**Task description:** Look through the data below and count each line where the word "南北经济均衡发展" appears. Reply with the count alone.

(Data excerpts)
------------------------
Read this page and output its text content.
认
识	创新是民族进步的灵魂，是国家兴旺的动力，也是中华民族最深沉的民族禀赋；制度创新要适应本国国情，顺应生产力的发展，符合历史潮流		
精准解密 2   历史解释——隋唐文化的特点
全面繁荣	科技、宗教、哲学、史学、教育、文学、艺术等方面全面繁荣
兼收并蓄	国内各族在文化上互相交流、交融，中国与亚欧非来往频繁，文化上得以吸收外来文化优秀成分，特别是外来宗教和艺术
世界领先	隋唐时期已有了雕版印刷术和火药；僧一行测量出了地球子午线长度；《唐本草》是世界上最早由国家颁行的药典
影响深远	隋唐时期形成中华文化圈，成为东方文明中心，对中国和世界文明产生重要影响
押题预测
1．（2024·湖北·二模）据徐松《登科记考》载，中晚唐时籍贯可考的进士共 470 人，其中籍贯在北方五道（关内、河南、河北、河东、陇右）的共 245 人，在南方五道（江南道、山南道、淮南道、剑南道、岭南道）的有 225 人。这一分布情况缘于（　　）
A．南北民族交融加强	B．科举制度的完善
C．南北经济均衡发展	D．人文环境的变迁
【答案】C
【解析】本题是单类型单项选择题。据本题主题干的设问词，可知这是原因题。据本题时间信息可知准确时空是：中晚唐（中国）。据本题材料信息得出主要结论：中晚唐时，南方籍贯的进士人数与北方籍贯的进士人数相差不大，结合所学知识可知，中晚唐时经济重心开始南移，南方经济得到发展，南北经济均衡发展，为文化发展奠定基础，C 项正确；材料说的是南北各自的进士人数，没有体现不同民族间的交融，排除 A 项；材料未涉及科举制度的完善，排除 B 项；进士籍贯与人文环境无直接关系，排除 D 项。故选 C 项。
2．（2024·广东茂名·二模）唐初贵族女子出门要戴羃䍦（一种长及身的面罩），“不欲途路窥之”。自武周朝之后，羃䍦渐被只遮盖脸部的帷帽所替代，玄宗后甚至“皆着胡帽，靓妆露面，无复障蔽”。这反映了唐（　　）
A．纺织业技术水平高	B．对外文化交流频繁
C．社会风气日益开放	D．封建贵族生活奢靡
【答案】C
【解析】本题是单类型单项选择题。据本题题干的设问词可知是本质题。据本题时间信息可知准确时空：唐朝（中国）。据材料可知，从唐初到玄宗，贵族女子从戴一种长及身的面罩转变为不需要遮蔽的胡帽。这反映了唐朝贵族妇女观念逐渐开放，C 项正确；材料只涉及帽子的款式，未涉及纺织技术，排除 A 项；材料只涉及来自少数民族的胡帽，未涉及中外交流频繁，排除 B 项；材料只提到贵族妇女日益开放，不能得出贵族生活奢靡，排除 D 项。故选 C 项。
------------------------
**Output of the task:** 2